(Records from a collection)

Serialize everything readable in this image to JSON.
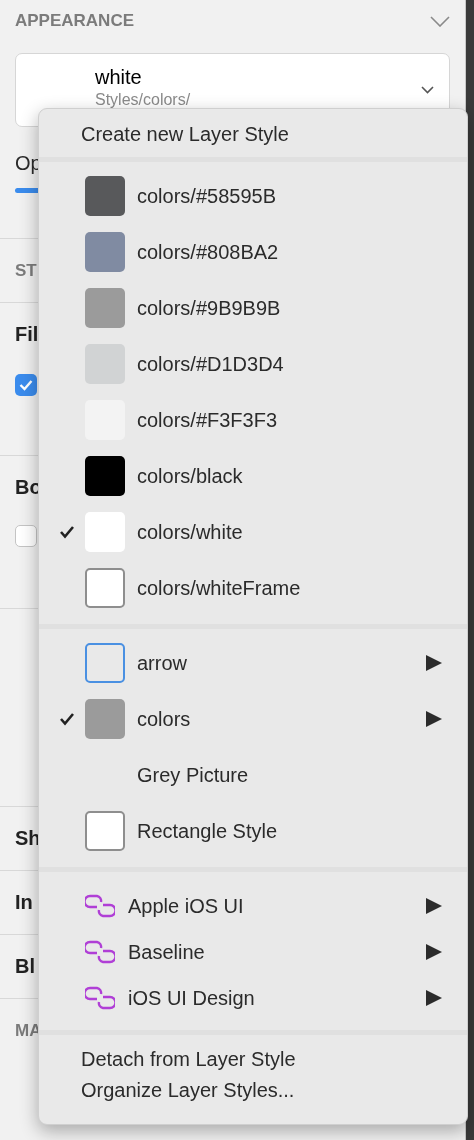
{
  "panel": {
    "title": "APPEARANCE",
    "style_picker": {
      "name": "white",
      "path": "Styles/colors/"
    },
    "sections": [
      {
        "kind": "opacity",
        "label": "Op"
      },
      {
        "kind": "header",
        "label": "ST"
      },
      {
        "kind": "fill",
        "label": "Fil",
        "checked": true
      },
      {
        "kind": "border",
        "label": "Bo",
        "checked": false
      },
      {
        "kind": "blank"
      },
      {
        "kind": "row",
        "label": "Sh"
      },
      {
        "kind": "row",
        "label": "In"
      },
      {
        "kind": "row",
        "label": "Bl"
      },
      {
        "kind": "header",
        "label": "MA"
      }
    ]
  },
  "menu": {
    "create_item": "Create new Layer Style",
    "styles": [
      {
        "kind": "swatch",
        "label": "colors/#58595B",
        "color": "#58595b",
        "checked": false
      },
      {
        "kind": "swatch",
        "label": "colors/#808BA2",
        "color": "#808ba2",
        "checked": false
      },
      {
        "kind": "swatch",
        "label": "colors/#9B9B9B",
        "color": "#9b9b9b",
        "checked": false
      },
      {
        "kind": "swatch",
        "label": "colors/#D1D3D4",
        "color": "#d1d3d4",
        "checked": false
      },
      {
        "kind": "swatch",
        "label": "colors/#F3F3F3",
        "color": "#f3f3f3",
        "checked": false
      },
      {
        "kind": "swatch",
        "label": "colors/black",
        "color": "#000000",
        "checked": false
      },
      {
        "kind": "swatch",
        "label": "colors/white",
        "color": "#ffffff",
        "checked": true
      },
      {
        "kind": "framed",
        "label": "colors/whiteFrame",
        "color": "#ffffff",
        "checked": false
      }
    ],
    "groups": [
      {
        "kind": "outline",
        "label": "arrow",
        "color": "#4a90e2",
        "checked": false,
        "submenu": true
      },
      {
        "kind": "swatch",
        "label": "colors",
        "color": "#9b9b9b",
        "checked": true,
        "submenu": true
      },
      {
        "kind": "plain",
        "label": "Grey Picture",
        "checked": false,
        "submenu": false
      },
      {
        "kind": "framed",
        "label": "Rectangle Style",
        "color": "#ffffff",
        "checked": false,
        "submenu": false
      }
    ],
    "libraries": [
      {
        "label": "Apple iOS UI",
        "submenu": true
      },
      {
        "label": "Baseline",
        "submenu": true
      },
      {
        "label": "iOS UI Design",
        "submenu": true
      }
    ],
    "footer_items": [
      "Detach from Layer Style",
      "Organize Layer Styles..."
    ]
  }
}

**DIRECTIONS FOR THIS TASK:**
Find how many lines in the listing contain the word "Layer" and give that count alone.

**OUTPUT:**
3